== Your task ==
Within the records below, find each line that holds the string "what", then copy it.

== Supplied material ==
----
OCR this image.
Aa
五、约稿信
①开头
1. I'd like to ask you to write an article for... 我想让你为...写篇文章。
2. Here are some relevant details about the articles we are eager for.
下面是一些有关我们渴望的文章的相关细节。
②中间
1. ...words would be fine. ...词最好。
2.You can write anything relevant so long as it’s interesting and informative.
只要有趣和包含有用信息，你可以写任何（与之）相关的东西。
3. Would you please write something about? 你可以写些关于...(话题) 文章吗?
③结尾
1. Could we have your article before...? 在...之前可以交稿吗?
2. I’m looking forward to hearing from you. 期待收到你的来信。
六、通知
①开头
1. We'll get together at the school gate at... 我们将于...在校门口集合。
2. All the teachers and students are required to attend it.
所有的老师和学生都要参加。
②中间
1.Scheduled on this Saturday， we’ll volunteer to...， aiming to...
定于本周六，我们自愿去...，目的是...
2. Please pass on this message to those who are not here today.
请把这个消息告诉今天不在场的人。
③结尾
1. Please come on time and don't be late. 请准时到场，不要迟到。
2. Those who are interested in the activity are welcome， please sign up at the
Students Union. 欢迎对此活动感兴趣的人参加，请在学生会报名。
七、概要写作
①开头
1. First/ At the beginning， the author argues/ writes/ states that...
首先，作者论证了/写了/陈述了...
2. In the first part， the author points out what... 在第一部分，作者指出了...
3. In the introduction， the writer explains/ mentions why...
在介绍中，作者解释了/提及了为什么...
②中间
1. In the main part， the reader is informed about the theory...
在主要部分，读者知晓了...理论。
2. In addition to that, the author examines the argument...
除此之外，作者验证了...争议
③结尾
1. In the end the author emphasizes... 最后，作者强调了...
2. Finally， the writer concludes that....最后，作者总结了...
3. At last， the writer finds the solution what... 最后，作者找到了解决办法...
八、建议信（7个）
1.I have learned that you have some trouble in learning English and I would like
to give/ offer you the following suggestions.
----
== Answer ==
2. In the first part， the author points out what... 在第一部分，作者指出了...
3. At last， the writer finds the solution what... 最后，作者找到了解决办法...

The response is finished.